Task instructions:
**1)** Return the portion of the film review excerpt starting at "The idea is" and ending at "that haunted Scrooge.", copied word for word.
**2)** Using the film review excerpt, answer these questions:
(a) Which actor plays Jacob Marley in the film?
(b) What does "retirement" mean within the system described?
(c) What do the bureaucrats and craftspeople research?

Text section:
□ □ □ □ □ □ □

Instead, the film primarily focuses on the Christmas Ghosts, who’ve kept on keeping on through all these years. On every Christmas since Scrooge (and probably for quite a few Christmases before him), the Ghosts have picked out a new asshat to try and scare into being a decent person. They’re assisted by a legion of hard-working bureaucrats and craftspeople working tirelessly to research each “perp”, construct the scenes of each haunt, keep the haunt running smoothly, etc. And all of this is directly overseen by none other than Jacob Marley himself, here played by Patrick Page.
The idea is that everyone involved in all of this was alive at some point, and this is where people go after they die. (It could be only one of many options, the film is unclear on this.) Furthermore, it’s possible to work within the system toward earning “retirement”, which here means reincarnation and another shot at life in the mortal world. This in turn means that the Christmas Ghosts are really only job titles and these aren’t necessarily the same Ghosts that haunted Scrooge.

□ □ □ □ □ □ □

Dataset excerpts:

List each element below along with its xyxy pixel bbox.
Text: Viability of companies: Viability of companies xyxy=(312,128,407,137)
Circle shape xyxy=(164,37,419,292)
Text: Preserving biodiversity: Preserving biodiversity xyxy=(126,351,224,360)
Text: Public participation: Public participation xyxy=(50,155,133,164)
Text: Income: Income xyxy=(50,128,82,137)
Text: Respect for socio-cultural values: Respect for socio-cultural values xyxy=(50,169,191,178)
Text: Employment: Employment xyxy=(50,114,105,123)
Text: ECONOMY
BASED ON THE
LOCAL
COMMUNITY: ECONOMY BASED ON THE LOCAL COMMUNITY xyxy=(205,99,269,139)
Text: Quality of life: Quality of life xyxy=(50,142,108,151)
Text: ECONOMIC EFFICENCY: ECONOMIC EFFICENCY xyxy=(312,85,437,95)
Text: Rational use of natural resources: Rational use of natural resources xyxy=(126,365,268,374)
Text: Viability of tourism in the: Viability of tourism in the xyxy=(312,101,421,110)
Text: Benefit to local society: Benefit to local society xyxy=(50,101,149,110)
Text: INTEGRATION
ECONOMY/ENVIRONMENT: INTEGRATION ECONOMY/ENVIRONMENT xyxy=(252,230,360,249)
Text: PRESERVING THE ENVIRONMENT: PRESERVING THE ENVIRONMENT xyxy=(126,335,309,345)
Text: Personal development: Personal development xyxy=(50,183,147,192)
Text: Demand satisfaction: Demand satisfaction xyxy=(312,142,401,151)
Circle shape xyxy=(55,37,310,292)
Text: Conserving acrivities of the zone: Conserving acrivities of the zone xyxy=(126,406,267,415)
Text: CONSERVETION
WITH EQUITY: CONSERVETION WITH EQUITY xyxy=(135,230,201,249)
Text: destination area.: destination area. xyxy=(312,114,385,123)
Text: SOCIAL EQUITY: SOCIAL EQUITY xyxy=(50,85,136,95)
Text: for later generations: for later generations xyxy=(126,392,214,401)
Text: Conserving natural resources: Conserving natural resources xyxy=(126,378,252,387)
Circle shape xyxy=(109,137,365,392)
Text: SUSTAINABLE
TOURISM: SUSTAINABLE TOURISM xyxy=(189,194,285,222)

□ □ □ □ □ □ □

Correct answers:
**1)**
The idea is that everyone involved in all of this was alive at some point, and this is where people go after they die. (It could be only one of many options, the film is unclear on this.) Furthermore, it’s possible to work within the system toward earning “retirement”, which here means reincarnation and another shot at life in the mortal world. This in turn means that the Christmas Ghosts are really only job titles and these aren’t necessarily the same Ghosts that haunted Scrooge.

**2)**
(a) Patrick Page
(b) Reincarnation and another shot at life in the mortal world
(c) Each "perp"